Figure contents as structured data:

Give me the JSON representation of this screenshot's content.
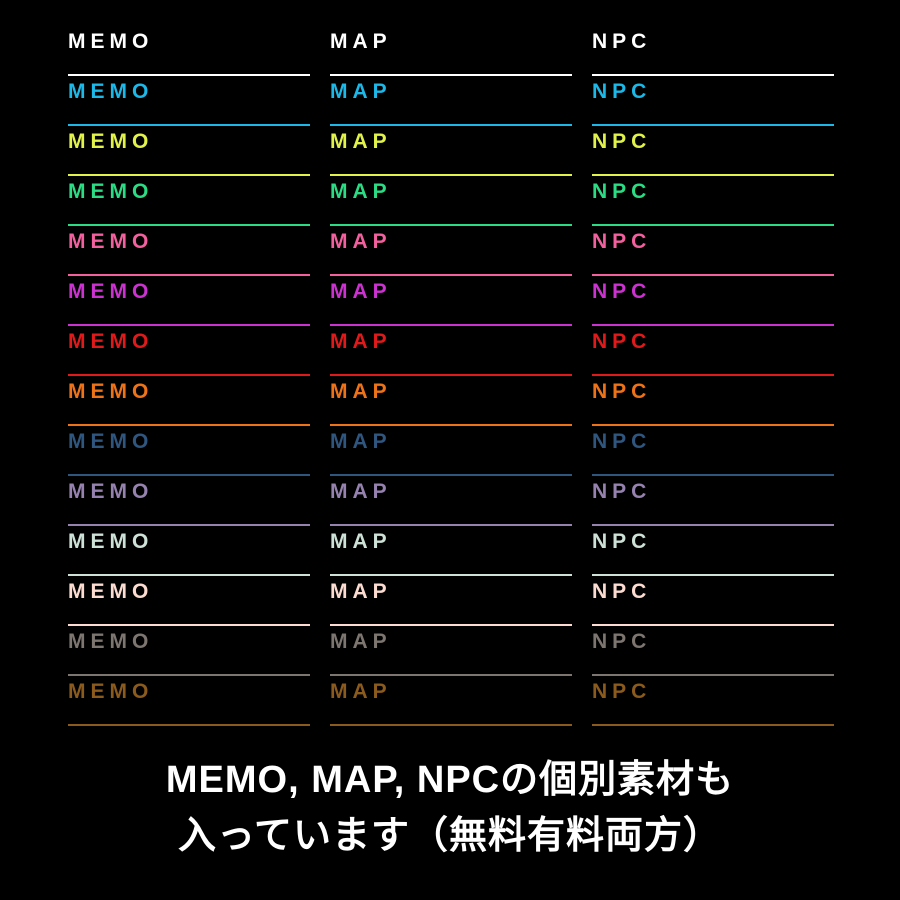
{
  "page": {
    "background": "#000000",
    "text_color": "#ffffff"
  },
  "grid": {
    "columns": [
      "MEMO",
      "MAP",
      "NPC"
    ],
    "rows": [
      {
        "color_name": "white",
        "color": "#ffffff"
      },
      {
        "color_name": "cyan",
        "color": "#1cb8e8"
      },
      {
        "color_name": "yellow-green",
        "color": "#e1f24b"
      },
      {
        "color_name": "spring-green",
        "color": "#2bdc85"
      },
      {
        "color_name": "pink",
        "color": "#f2609e"
      },
      {
        "color_name": "magenta",
        "color": "#cc32d0"
      },
      {
        "color_name": "red",
        "color": "#e01a1a"
      },
      {
        "color_name": "orange",
        "color": "#ee7318"
      },
      {
        "color_name": "dark-blue",
        "color": "#2f567f"
      },
      {
        "color_name": "muted-purple",
        "color": "#9682af"
      },
      {
        "color_name": "pale-mint",
        "color": "#cde1d7"
      },
      {
        "color_name": "pale-pink",
        "color": "#fcdcd0"
      },
      {
        "color_name": "gray",
        "color": "#7d7570"
      },
      {
        "color_name": "brown",
        "color": "#8b5a1d"
      }
    ]
  },
  "footer": {
    "line1": "MEMO, MAP, NPCの個別素材も",
    "line2": "入っています（無料有料両方）"
  }
}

- [What the task requires] Show the lines of the records that include the string "green".

- [Task solution]
        "color_name": "yellow-green",
        "color_name": "spring-green",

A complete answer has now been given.